Dataset records
↓↓↓
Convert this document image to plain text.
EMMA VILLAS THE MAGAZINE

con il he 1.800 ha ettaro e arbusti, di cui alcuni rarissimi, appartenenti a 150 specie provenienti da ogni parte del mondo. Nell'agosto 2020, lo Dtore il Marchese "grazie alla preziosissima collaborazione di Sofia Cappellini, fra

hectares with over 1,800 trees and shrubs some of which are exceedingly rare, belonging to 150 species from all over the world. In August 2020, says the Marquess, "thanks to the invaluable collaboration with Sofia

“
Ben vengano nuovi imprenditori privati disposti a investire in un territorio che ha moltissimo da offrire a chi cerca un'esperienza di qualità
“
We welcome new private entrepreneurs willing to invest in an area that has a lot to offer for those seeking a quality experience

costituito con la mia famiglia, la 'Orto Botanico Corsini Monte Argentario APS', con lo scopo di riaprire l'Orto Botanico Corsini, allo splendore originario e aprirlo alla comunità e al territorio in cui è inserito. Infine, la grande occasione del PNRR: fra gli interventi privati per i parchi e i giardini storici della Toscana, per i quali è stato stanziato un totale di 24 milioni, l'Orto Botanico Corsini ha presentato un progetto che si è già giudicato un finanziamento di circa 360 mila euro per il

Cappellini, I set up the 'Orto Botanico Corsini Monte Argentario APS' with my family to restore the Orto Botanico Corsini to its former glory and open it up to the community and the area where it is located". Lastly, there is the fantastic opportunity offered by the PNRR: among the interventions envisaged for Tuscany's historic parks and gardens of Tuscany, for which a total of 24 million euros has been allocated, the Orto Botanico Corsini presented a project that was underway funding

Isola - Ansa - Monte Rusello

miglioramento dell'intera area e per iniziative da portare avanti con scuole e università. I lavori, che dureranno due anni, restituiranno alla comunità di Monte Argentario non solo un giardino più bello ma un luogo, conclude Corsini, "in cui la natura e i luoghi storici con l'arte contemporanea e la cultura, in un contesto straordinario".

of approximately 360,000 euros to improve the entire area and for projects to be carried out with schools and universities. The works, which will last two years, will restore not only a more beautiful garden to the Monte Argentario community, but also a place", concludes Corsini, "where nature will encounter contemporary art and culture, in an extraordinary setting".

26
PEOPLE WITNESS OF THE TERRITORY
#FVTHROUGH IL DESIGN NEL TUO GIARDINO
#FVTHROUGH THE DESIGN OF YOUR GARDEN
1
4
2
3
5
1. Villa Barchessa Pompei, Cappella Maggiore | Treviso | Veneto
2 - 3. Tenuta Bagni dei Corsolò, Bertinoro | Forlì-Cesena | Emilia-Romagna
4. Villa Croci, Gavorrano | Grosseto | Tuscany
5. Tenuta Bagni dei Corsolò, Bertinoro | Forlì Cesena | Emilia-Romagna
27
↑↑↑
↓↓↓
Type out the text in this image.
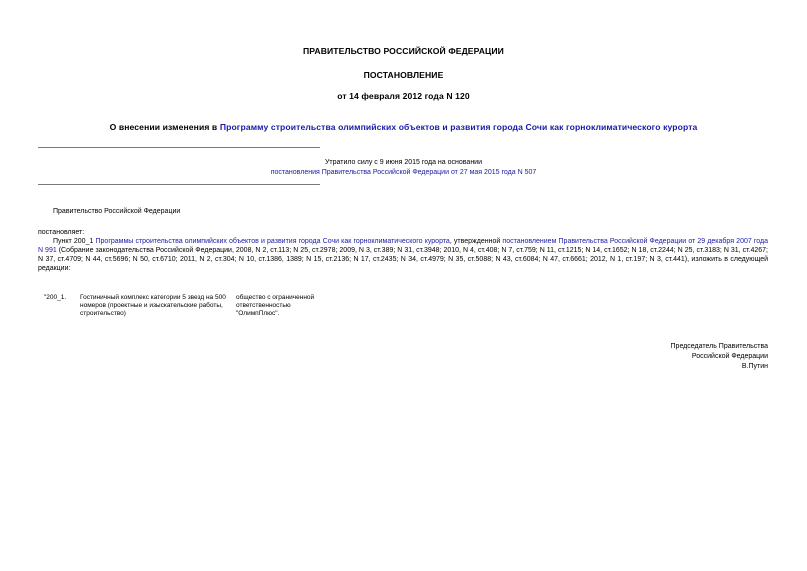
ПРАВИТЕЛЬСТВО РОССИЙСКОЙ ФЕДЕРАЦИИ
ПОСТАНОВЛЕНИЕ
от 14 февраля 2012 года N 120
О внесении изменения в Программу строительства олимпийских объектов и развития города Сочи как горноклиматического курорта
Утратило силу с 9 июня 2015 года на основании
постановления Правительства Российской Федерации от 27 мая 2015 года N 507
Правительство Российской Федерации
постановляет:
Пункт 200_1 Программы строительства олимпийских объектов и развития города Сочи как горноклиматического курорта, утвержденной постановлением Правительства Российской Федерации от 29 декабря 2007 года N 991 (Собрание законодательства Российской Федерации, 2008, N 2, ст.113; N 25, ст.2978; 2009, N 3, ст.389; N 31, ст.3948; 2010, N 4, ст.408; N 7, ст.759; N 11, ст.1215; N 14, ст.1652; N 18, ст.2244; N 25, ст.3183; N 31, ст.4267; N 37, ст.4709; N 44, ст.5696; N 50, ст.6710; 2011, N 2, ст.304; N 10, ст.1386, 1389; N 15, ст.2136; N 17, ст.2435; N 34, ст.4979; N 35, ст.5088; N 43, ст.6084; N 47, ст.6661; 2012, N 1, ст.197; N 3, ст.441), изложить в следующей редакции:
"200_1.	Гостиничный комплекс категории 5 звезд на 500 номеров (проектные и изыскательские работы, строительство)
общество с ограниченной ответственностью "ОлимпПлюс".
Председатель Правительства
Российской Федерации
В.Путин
↑↑↑
↓↓↓
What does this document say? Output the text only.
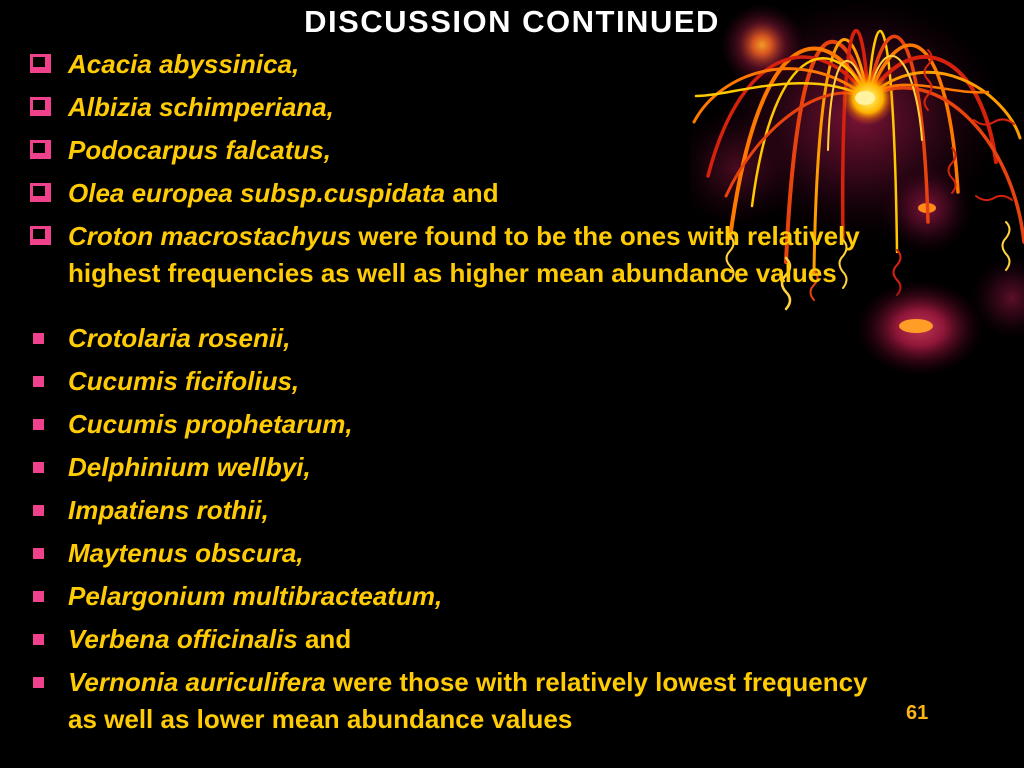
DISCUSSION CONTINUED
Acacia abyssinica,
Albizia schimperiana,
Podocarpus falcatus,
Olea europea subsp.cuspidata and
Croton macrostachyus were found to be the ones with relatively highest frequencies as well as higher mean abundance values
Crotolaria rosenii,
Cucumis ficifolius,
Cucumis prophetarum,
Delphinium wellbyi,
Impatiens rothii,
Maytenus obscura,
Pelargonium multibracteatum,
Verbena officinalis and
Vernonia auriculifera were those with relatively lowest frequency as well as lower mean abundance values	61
↑↑↑
▸ DIRECTION
Return from the data every line that holds "Emilia".

▸ ANSWER TO THIS EXERCISE
2 - 3. Tenuta Bagni dei Corsolò, Bertinoro | Forlì-Cesena | Emilia-Romagna
5. Tenuta Bagni dei Corsolò, Bertinoro | Forlì Cesena | Emilia-Romagna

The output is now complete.